==== MATERIAL TO PROCESS

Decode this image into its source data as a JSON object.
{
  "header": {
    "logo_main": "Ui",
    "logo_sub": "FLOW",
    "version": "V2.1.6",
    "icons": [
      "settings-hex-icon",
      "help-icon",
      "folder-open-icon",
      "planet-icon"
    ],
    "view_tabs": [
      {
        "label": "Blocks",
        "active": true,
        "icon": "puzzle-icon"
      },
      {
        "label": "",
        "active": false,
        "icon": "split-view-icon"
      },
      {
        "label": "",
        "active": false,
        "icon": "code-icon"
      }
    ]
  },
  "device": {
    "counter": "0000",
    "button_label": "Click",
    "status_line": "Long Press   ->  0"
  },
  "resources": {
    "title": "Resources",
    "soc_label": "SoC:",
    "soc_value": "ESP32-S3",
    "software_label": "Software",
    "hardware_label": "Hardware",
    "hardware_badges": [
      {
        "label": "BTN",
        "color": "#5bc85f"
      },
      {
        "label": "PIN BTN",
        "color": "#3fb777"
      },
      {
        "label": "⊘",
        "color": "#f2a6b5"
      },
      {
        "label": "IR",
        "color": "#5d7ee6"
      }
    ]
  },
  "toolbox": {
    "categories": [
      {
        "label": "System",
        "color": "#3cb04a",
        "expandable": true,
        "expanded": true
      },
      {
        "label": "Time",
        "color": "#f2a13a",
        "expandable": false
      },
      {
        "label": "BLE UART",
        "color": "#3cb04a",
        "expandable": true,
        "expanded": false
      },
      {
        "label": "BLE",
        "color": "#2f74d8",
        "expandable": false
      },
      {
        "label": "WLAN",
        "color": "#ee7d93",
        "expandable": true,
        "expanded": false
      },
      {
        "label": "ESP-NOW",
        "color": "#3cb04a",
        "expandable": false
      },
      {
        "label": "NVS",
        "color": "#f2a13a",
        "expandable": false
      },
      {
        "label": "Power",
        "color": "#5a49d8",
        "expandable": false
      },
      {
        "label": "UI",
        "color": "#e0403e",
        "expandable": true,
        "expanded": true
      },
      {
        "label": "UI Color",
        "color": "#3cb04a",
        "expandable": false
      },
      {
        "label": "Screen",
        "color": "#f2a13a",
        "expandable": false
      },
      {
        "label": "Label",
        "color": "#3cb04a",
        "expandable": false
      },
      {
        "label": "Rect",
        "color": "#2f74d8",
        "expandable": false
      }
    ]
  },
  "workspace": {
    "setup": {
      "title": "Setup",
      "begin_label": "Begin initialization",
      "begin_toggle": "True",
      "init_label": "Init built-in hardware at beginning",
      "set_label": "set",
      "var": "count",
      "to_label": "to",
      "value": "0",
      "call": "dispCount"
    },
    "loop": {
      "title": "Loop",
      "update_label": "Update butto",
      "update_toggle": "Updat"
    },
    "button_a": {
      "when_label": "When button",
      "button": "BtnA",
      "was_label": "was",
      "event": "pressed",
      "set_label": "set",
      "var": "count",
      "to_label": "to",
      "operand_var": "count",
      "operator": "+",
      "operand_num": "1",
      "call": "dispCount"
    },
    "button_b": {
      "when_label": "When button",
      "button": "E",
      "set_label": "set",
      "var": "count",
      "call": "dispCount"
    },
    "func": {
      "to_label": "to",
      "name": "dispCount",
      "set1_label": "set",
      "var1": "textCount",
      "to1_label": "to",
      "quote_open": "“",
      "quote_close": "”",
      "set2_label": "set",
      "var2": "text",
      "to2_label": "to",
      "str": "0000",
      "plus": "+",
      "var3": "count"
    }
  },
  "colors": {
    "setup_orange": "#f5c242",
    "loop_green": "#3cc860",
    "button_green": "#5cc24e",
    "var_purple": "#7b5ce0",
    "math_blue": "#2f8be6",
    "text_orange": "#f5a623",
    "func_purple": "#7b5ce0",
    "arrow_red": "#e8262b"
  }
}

========

# DIRECTIVE:
Transcribe every entry verbatim.

# RESPONSE TO THIS TASK:
Decode this image into its source data as a JSON object.
{
  "header": {
    "logo_main": "Ui",
    "logo_sub": "FLOW",
    "version": "V2.1.6",
    "icons": [
      "settings-hex-icon",
      "help-icon",
      "folder-open-icon",
      "planet-icon"
    ],
    "view_tabs": [
      {
        "label": "Blocks",
        "active": true,
        "icon": "puzzle-icon"
      },
      {
        "label": "",
        "active": false,
        "icon": "split-view-icon"
      },
      {
        "label": "",
        "active": false,
        "icon": "code-icon"
      }
    ]
  },
  "device": {
    "counter": "0000",
    "button_label": "Click",
    "status_line": "Long Press   ->  0"
  },
  "resources": {
    "title": "Resources",
    "soc_label": "SoC:",
    "soc_value": "ESP32-S3",
    "software_label": "Software",
    "hardware_label": "Hardware",
    "hardware_badges": [
      {
        "label": "BTN",
        "color": "#5bc85f"
      },
      {
        "label": "PIN BTN",
        "color": "#3fb777"
      },
      {
        "label": "⊘",
        "color": "#f2a6b5"
      },
      {
        "label": "IR",
        "color": "#5d7ee6"
      }
    ]
  },
  "toolbox": {
    "categories": [
      {
        "label": "System",
        "color": "#3cb04a",
        "expandable": true,
        "expanded": true
      },
      {
        "label": "Time",
        "color": "#f2a13a",
        "expandable": false
      },
      {
        "label": "BLE UART",
        "color": "#3cb04a",
        "expandable": true,
        "expanded": false
      },
      {
        "label": "BLE",
        "color": "#2f74d8",
        "expandable": false
      },
      {
        "label": "WLAN",
        "color": "#ee7d93",
        "expandable": true,
        "expanded": false
      },
      {
        "label": "ESP-NOW",
        "color": "#3cb04a",
        "expandable": false
      },
      {
        "label": "NVS",
        "color": "#f2a13a",
        "expandable": false
      },
      {
        "label": "Power",
        "color": "#5a49d8",
        "expandable": false
      },
      {
        "label": "UI",
        "color": "#e0403e",
        "expandable": true,
        "expanded": true
      },
      {
        "label": "UI Color",
        "color": "#3cb04a",
        "expandable": false
      },
      {
        "label": "Screen",
        "color": "#f2a13a",
        "expandable": false
      },
      {
        "label": "Label",
        "color": "#3cb04a",
        "expandable": false
      },
      {
        "label": "Rect",
        "color": "#2f74d8",
        "expandable": false
      }
    ]
  },
  "workspace": {
    "setup": {
      "title": "Setup",
      "begin_label": "Begin initialization",
      "begin_toggle": "True",
      "init_label": "Init built-in hardware at beginning",
      "set_label": "set",
      "var": "count",
      "to_label": "to",
      "value": "0",
      "call": "dispCount"
    },
    "loop": {
      "title": "Loop",
      "update_label": "Update butto",
      "update_toggle": "Updat"
    },
    "button_a": {
      "when_label": "When button",
      "button": "BtnA",
      "was_label": "was",
      "event": "pressed",
      "set_label": "set",
      "var": "count",
      "to_label": "to",
      "operand_var": "count",
      "operator": "+",
      "operand_num": "1",
      "call": "dispCount"
    },
    "button_b": {
      "when_label": "When button",
      "button": "E",
      "set_label": "set",
      "var": "count",
      "call": "dispCount"
    },
    "func": {
      "to_label": "to",
      "name": "dispCount",
      "set1_label": "set",
      "var1": "textCount",
      "to1_label": "to",
      "quote_open": "“",
      "quote_close": "”",
      "set2_label": "set",
      "var2": "text",
      "to2_label": "to",
      "str": "0000",
      "plus": "+",
      "var3": "count"
    }
  },
  "colors": {
    "setup_orange": "#f5c242",
    "loop_green": "#3cc860",
    "button_green": "#5cc24e",
    "var_purple": "#7b5ce0",
    "math_blue": "#2f8be6",
    "text_orange": "#f5a623",
    "func_purple": "#7b5ce0",
    "arrow_red": "#e8262b"
  }
}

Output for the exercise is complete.